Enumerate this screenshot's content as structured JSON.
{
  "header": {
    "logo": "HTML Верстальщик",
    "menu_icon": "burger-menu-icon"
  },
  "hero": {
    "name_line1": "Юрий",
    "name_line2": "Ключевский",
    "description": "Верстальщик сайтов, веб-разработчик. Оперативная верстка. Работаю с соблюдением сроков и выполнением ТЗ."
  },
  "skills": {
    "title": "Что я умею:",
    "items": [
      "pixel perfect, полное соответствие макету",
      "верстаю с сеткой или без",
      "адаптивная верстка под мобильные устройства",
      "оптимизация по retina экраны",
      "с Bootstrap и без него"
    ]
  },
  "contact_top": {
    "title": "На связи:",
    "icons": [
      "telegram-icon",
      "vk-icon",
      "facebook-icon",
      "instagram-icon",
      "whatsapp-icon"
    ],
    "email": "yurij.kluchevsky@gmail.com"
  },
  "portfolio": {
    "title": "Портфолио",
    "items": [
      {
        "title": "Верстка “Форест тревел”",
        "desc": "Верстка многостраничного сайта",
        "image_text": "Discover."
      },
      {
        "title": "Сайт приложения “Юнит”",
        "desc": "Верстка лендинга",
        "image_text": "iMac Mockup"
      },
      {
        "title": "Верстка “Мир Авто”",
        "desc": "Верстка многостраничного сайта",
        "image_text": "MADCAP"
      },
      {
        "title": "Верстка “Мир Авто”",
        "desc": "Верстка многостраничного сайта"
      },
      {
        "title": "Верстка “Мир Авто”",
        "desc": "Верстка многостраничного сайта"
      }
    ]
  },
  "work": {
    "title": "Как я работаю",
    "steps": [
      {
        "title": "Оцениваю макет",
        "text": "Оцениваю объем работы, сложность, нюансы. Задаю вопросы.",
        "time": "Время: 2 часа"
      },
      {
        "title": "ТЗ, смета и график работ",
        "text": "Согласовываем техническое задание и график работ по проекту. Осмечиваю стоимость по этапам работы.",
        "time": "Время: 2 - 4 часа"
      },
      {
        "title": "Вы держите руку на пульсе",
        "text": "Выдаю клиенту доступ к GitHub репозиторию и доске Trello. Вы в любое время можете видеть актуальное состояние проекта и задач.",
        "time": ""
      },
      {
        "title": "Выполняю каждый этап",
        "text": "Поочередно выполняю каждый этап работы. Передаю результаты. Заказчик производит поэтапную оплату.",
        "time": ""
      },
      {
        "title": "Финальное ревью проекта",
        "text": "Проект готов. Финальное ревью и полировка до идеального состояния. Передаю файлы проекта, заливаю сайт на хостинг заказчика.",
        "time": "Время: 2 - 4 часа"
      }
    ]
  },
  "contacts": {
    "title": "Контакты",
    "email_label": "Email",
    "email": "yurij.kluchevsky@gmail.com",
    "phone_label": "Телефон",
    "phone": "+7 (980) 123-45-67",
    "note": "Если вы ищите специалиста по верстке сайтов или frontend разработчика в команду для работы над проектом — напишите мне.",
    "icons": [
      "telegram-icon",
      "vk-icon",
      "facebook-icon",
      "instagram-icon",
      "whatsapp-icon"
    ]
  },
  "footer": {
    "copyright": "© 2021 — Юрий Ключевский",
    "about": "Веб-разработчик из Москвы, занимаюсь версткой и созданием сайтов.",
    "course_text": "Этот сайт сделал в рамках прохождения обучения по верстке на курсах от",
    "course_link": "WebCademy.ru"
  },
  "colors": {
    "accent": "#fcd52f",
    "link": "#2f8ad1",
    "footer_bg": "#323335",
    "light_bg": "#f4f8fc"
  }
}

■ **WHAT NEEDS TO BE DONE**
Locate the string "работы" in the listing above and copy every line where it occurs.

■ **OUTPUT OF THE EXERCISE**
        "text": "Оцениваю объем работы, сложность, нюансы. Задаю вопросы.",
        "text": "Согласовываем техническое задание и график работ по проекту. Осмечиваю стоимость по этапам работы.",
        "text": "Поочередно выполняю каждый этап работы. Передаю результаты. Заказчик производит поэтапную оплату.",
    "note": "Если вы ищите специалиста по верстке сайтов или frontend разработчика в команду для работы над проектом — напишите мне.",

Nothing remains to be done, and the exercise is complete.